--- START Rows ---

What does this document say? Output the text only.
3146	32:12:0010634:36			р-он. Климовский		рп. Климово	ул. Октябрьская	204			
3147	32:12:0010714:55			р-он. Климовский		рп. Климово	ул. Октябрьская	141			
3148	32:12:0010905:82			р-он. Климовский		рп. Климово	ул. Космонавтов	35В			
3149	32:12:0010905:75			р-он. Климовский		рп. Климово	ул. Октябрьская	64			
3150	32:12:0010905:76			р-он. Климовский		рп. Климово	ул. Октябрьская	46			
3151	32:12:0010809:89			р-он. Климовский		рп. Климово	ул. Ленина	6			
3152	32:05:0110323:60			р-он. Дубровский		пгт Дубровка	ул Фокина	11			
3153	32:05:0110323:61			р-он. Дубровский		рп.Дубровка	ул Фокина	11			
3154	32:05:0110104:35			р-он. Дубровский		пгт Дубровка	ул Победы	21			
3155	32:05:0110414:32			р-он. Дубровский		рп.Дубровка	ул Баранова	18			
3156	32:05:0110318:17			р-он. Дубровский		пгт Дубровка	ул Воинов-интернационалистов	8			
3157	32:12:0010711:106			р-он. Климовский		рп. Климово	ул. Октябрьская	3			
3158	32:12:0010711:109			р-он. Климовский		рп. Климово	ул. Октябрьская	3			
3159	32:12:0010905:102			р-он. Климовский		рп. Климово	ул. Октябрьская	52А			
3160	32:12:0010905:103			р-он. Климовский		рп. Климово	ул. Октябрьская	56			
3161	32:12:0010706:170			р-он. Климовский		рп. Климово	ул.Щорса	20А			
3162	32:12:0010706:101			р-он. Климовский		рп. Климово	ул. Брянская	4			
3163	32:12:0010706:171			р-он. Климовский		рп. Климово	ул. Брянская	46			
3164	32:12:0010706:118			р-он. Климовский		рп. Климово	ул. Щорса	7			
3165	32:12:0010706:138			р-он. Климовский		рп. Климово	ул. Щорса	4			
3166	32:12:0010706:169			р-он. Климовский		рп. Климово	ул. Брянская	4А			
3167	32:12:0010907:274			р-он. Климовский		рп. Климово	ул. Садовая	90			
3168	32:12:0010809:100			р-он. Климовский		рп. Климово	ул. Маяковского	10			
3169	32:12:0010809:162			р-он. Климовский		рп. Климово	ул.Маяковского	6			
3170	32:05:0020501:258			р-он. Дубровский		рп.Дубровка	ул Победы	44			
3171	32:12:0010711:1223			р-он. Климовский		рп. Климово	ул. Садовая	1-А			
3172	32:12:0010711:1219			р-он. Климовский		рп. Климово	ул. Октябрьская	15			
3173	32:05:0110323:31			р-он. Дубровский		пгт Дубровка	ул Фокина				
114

--- END Rows ---

Tally up the lines holding the string "Маяковского" in this listing, and report the total alone.

2